(Collection entries)
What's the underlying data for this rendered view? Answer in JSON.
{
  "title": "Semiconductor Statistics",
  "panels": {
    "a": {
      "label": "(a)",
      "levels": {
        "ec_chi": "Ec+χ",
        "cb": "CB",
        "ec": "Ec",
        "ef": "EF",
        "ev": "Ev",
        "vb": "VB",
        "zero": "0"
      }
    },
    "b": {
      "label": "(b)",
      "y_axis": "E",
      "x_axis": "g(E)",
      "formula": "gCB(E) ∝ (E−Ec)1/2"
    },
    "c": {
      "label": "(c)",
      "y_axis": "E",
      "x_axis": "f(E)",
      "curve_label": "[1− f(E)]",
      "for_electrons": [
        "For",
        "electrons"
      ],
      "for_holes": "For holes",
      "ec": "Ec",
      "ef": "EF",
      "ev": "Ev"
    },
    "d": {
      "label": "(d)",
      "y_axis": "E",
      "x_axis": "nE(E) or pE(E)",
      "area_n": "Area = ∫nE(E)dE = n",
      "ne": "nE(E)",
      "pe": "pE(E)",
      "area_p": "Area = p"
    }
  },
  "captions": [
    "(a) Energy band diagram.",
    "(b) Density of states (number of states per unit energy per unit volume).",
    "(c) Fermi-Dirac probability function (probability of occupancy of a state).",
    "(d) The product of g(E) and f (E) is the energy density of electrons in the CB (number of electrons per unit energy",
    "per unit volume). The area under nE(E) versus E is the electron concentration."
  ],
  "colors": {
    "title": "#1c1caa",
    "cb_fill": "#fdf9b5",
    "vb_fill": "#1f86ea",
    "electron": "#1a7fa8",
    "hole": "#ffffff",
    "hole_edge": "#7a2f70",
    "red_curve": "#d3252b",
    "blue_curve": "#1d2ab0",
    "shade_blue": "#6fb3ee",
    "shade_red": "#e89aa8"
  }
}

# WRITTEN EXERCISE
Please set down the whole listing above without altering a single line.

# RESULT
What's the underlying data for this rendered view? Answer in JSON.
{
  "title": "Semiconductor Statistics",
  "panels": {
    "a": {
      "label": "(a)",
      "levels": {
        "ec_chi": "Ec+χ",
        "cb": "CB",
        "ec": "Ec",
        "ef": "EF",
        "ev": "Ev",
        "vb": "VB",
        "zero": "0"
      }
    },
    "b": {
      "label": "(b)",
      "y_axis": "E",
      "x_axis": "g(E)",
      "formula": "gCB(E) ∝ (E−Ec)1/2"
    },
    "c": {
      "label": "(c)",
      "y_axis": "E",
      "x_axis": "f(E)",
      "curve_label": "[1− f(E)]",
      "for_electrons": [
        "For",
        "electrons"
      ],
      "for_holes": "For holes",
      "ec": "Ec",
      "ef": "EF",
      "ev": "Ev"
    },
    "d": {
      "label": "(d)",
      "y_axis": "E",
      "x_axis": "nE(E) or pE(E)",
      "area_n": "Area = ∫nE(E)dE = n",
      "ne": "nE(E)",
      "pe": "pE(E)",
      "area_p": "Area = p"
    }
  },
  "captions": [
    "(a) Energy band diagram.",
    "(b) Density of states (number of states per unit energy per unit volume).",
    "(c) Fermi-Dirac probability function (probability of occupancy of a state).",
    "(d) The product of g(E) and f (E) is the energy density of electrons in the CB (number of electrons per unit energy",
    "per unit volume). The area under nE(E) versus E is the electron concentration."
  ],
  "colors": {
    "title": "#1c1caa",
    "cb_fill": "#fdf9b5",
    "vb_fill": "#1f86ea",
    "electron": "#1a7fa8",
    "hole": "#ffffff",
    "hole_edge": "#7a2f70",
    "red_curve": "#d3252b",
    "blue_curve": "#1d2ab0",
    "shade_blue": "#6fb3ee",
    "shade_red": "#e89aa8"
  }
}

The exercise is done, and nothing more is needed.